**To do:** Restate the complete material exactly.

═════ Records shown

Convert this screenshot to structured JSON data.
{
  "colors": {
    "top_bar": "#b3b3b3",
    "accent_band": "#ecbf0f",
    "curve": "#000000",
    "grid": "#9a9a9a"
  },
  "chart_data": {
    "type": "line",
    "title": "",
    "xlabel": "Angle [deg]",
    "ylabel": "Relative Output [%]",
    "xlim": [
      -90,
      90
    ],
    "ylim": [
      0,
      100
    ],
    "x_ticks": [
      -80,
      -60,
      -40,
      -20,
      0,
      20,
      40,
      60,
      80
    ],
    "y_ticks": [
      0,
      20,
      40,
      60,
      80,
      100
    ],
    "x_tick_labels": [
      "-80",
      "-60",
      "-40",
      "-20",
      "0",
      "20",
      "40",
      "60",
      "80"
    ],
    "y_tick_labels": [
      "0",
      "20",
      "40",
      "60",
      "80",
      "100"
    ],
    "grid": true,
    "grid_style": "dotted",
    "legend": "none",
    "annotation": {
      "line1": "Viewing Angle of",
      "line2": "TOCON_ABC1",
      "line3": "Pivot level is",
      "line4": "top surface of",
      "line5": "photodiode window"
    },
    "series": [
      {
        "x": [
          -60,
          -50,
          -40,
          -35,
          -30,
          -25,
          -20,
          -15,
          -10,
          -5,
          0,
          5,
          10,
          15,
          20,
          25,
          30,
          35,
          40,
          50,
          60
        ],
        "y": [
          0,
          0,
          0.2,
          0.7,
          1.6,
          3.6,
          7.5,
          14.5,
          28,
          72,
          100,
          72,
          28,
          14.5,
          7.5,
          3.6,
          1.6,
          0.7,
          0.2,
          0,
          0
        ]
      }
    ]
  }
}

══════════

**Solution below:**
Convert this screenshot to structured JSON data.
{
  "colors": {
    "top_bar": "#b3b3b3",
    "accent_band": "#ecbf0f",
    "curve": "#000000",
    "grid": "#9a9a9a"
  },
  "chart_data": {
    "type": "line",
    "title": "",
    "xlabel": "Angle [deg]",
    "ylabel": "Relative Output [%]",
    "xlim": [
      -90,
      90
    ],
    "ylim": [
      0,
      100
    ],
    "x_ticks": [
      -80,
      -60,
      -40,
      -20,
      0,
      20,
      40,
      60,
      80
    ],
    "y_ticks": [
      0,
      20,
      40,
      60,
      80,
      100
    ],
    "x_tick_labels": [
      "-80",
      "-60",
      "-40",
      "-20",
      "0",
      "20",
      "40",
      "60",
      "80"
    ],
    "y_tick_labels": [
      "0",
      "20",
      "40",
      "60",
      "80",
      "100"
    ],
    "grid": true,
    "grid_style": "dotted",
    "legend": "none",
    "annotation": {
      "line1": "Viewing Angle of",
      "line2": "TOCON_ABC1",
      "line3": "Pivot level is",
      "line4": "top surface of",
      "line5": "photodiode window"
    },
    "series": [
      {
        "x": [
          -60,
          -50,
          -40,
          -35,
          -30,
          -25,
          -20,
          -15,
          -10,
          -5,
          0,
          5,
          10,
          15,
          20,
          25,
          30,
          35,
          40,
          50,
          60
        ],
        "y": [
          0,
          0,
          0.2,
          0.7,
          1.6,
          3.6,
          7.5,
          14.5,
          28,
          72,
          100,
          72,
          28,
          14.5,
          7.5,
          3.6,
          1.6,
          0.7,
          0.2,
          0,
          0
        ]
      }
    ]
  }
}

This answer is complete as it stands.